WHAT IS ASKED: Copy out the lines that have "Lazaro" in them.

— start of SOURCE RECORDS —

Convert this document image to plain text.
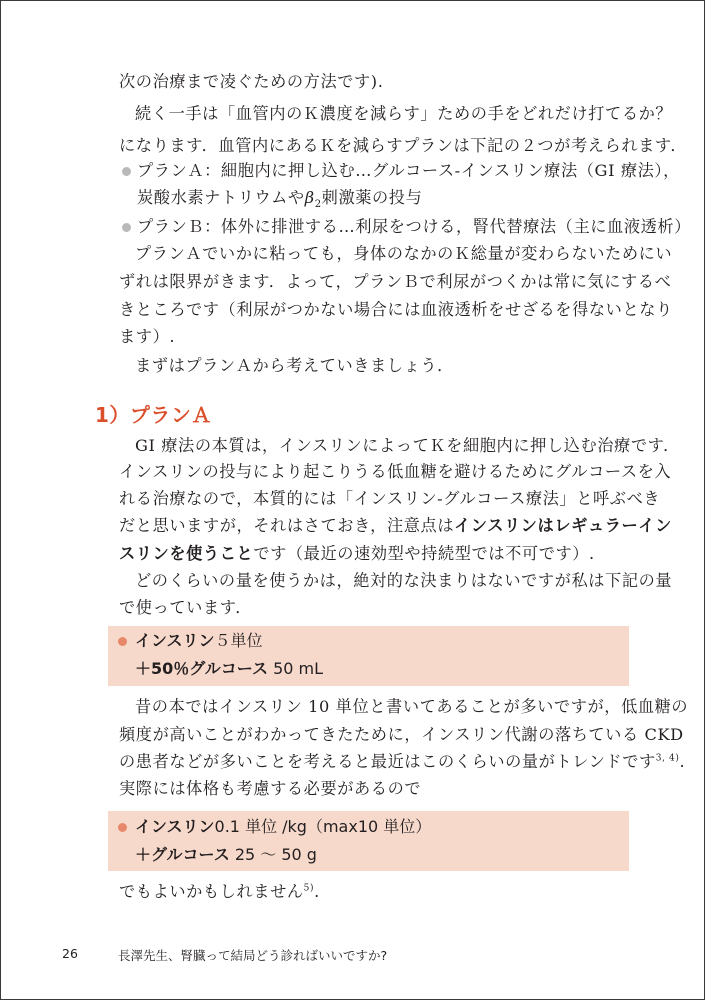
次の治療まで凌ぐための方法です).
続く一手は「血管内のＫ濃度を減らす」ための手をどれだけ打てるか？
になります．血管内にあるＫを減らすプランは下記の２つが考えられます．
プランＡ：細胞内に押し込む…グルコース‐インスリン療法（GI 療法），
炭酸水素ナトリウムや$\beta_2$刺激薬の投与
プランＢ：体外に排泄する…利尿をつける，腎代替療法（主に血液透析）
プランＡでいかに粘っても，身体のなかのＫ総量が変わらないためにい
ずれは限界がきます．よって，プランＢで利尿がつくかは常に気にするべ
きところです（利尿がつかない場合には血液透析をせざるを得ないとなり
ます）.
まずはプランＡから考えていきましょう．
1）プランＡ
GI 療法の本質は，インスリンによってＫを細胞内に押し込む治療です．
インスリンの投与により起こりうる低血糖を避けるためにグルコースを入
れる治療なので，本質的には「インスリン‐グルコース療法」と呼ぶべき
だと思いますが，それはさておき，注意点はインスリンはレギュラーイン
スリンを使うことです（最近の速効型や持続型では不可です）.
どのくらいの量を使うかは，絶対的な決まりはないですが私は下記の量
で使っています．
インスリン５単位
＋50％グルコース 50 mL
昔の本ではインスリン 10 単位と書いてあることが多いですが，低血糖の
頻度が高いことがわかってきたために，インスリン代謝の落ちている CKD
の患者などが多いことを考えると最近はこのくらいの量がトレンドです$^{3, 4)}$.
実際には体格も考慮する必要があるので
インスリン0.1 単位 /kg（max10 単位）
＋グルコース 25 ～ 50 g
でもよいかもしれません$^{5)}$.
26	長澤先生、腎臓って結局どう診ればいいですか?
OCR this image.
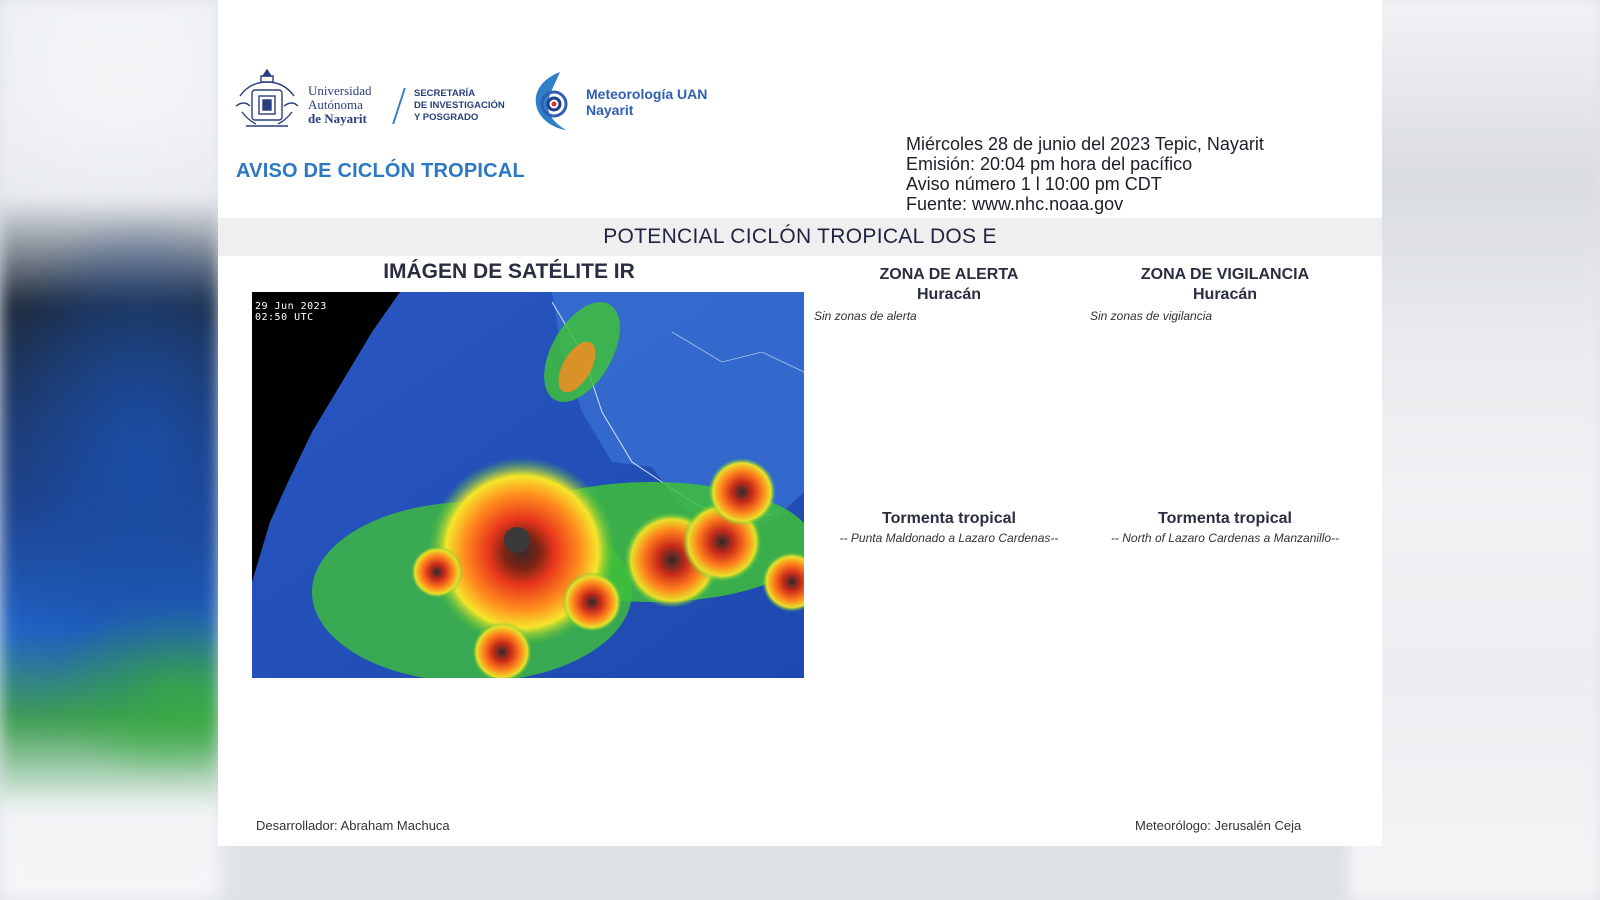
Universidad
Autónoma
de Nayarit
SECRETARÍA
DE INVESTIGACIÓN
Y POSGRADO
Meteorología UAN
Nayarit
AVISO DE CICLÓN TROPICAL
Miércoles 28 de junio del 2023 Tepic, Nayarit
Emisión: 20:04 pm hora del pacífico
Aviso número 1 l 10:00 pm CDT
Fuente: www.nhc.noaa.gov
POTENCIAL CICLÓN TROPICAL DOS E
IMÁGEN DE SATÉLITE IR
29 Jun 2023
02:50 UTC
ZONA DE ALERTA
Huracán
Sin zonas de alerta
Tormenta tropical
-- Punta Maldonado a Lazaro Cardenas--
ZONA DE VIGILANCIA
Huracán
Sin zonas de vigilancia
Tormenta tropical
-- North of Lazaro Cardenas a Manzanillo--
Desarrollador: Abraham Machuca	Meteorólogo: Jerusalén Ceja
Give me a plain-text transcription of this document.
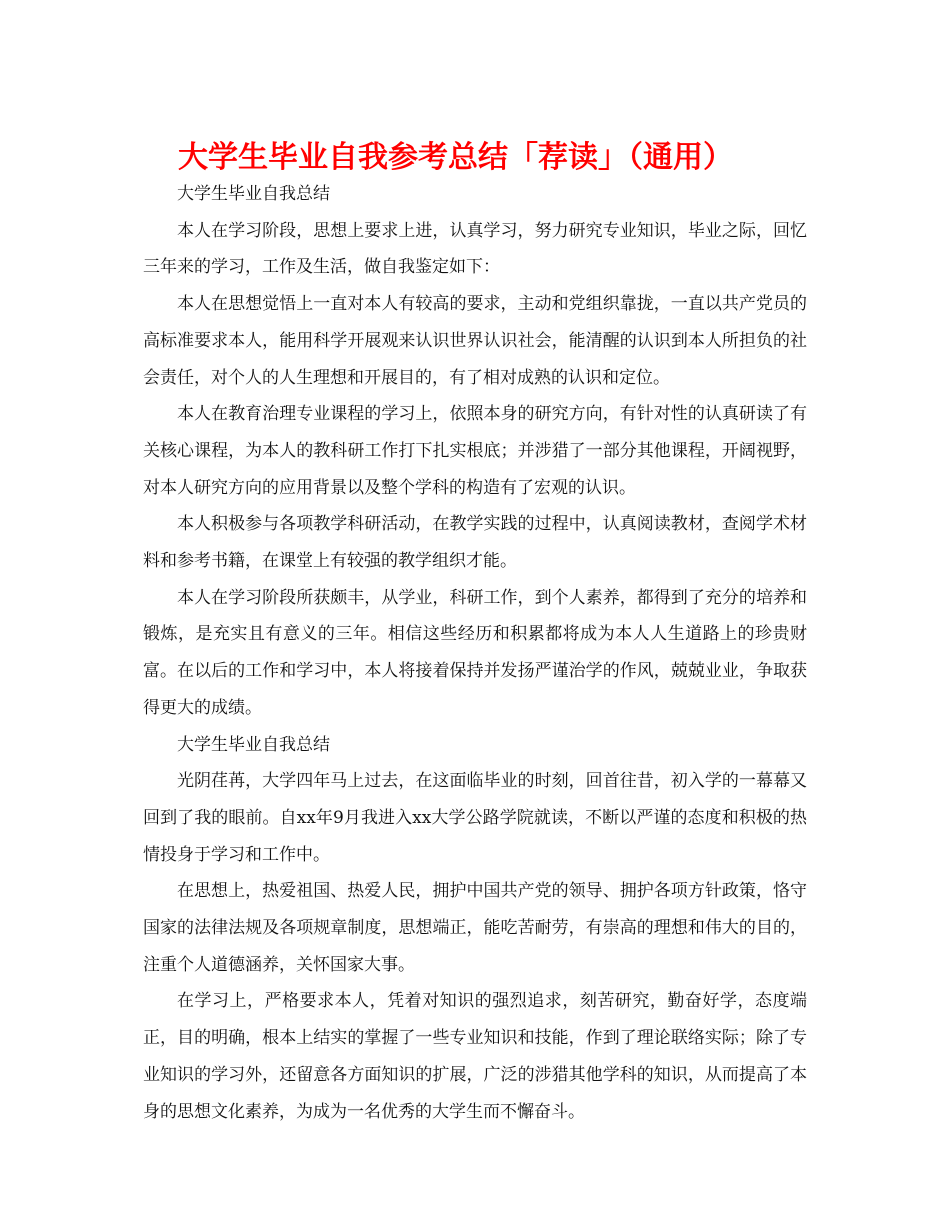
大学生毕业自我参考总结「荐读」（通用）

大学生毕业自我总结

本人在学习阶段，思想上要求上进，认真学习，努力研究专业知识，毕业之际，回忆三年来的学习，工作及生活，做自我鉴定如下：

本人在思想觉悟上一直对本人有较高的要求，主动和党组织靠拢，一直以共产党员的高标准要求本人，能用科学开展观来认识世界认识社会，能清醒的认识到本人所担负的社会责任，对个人的人生理想和开展目的，有了相对成熟的认识和定位。

本人在教育治理专业课程的学习上，依照本身的研究方向，有针对性的认真研读了有关核心课程，为本人的教科研工作打下扎实根底；并涉猎了一部分其他课程，开阔视野，对本人研究方向的应用背景以及整个学科的构造有了宏观的认识。

本人积极参与各项教学科研活动，在教学实践的过程中，认真阅读教材，查阅学术材料和参考书籍，在课堂上有较强的教学组织才能。

本人在学习阶段所获颇丰，从学业，科研工作，到个人素养，都得到了充分的培养和锻炼，是充实且有意义的三年。相信这些经历和积累都将成为本人人生道路上的珍贵财富。在以后的工作和学习中，本人将接着保持并发扬严谨治学的作风，兢兢业业，争取获得更大的成绩。

大学生毕业自我总结

光阴荏苒，大学四年马上过去，在这面临毕业的时刻，回首往昔，初入学的一幕幕又回到了我的眼前。自xx年9月我进入xx大学公路学院就读，不断以严谨的态度和积极的热情投身于学习和工作中。

在思想上，热爱祖国、热爱人民，拥护中国共产党的领导、拥护各项方针政策，恪守国家的法律法规及各项规章制度，思想端正，能吃苦耐劳，有崇高的理想和伟大的目的，注重个人道德涵养，关怀国家大事。

在学习上，严格要求本人，凭着对知识的强烈追求，刻苦研究，勤奋好学，态度端正，目的明确，根本上结实的掌握了一些专业知识和技能，作到了理论联络实际；除了专业知识的学习外，还留意各方面知识的扩展，广泛的涉猎其他学科的知识，从而提高了本身的思想文化素养，为成为一名优秀的大学生而不懈奋斗。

— end of SOURCE RECORDS —

THE ANSWER:
-- Punta Maldonado a Lazaro Cardenas--
-- North of Lazaro Cardenas a Manzanillo--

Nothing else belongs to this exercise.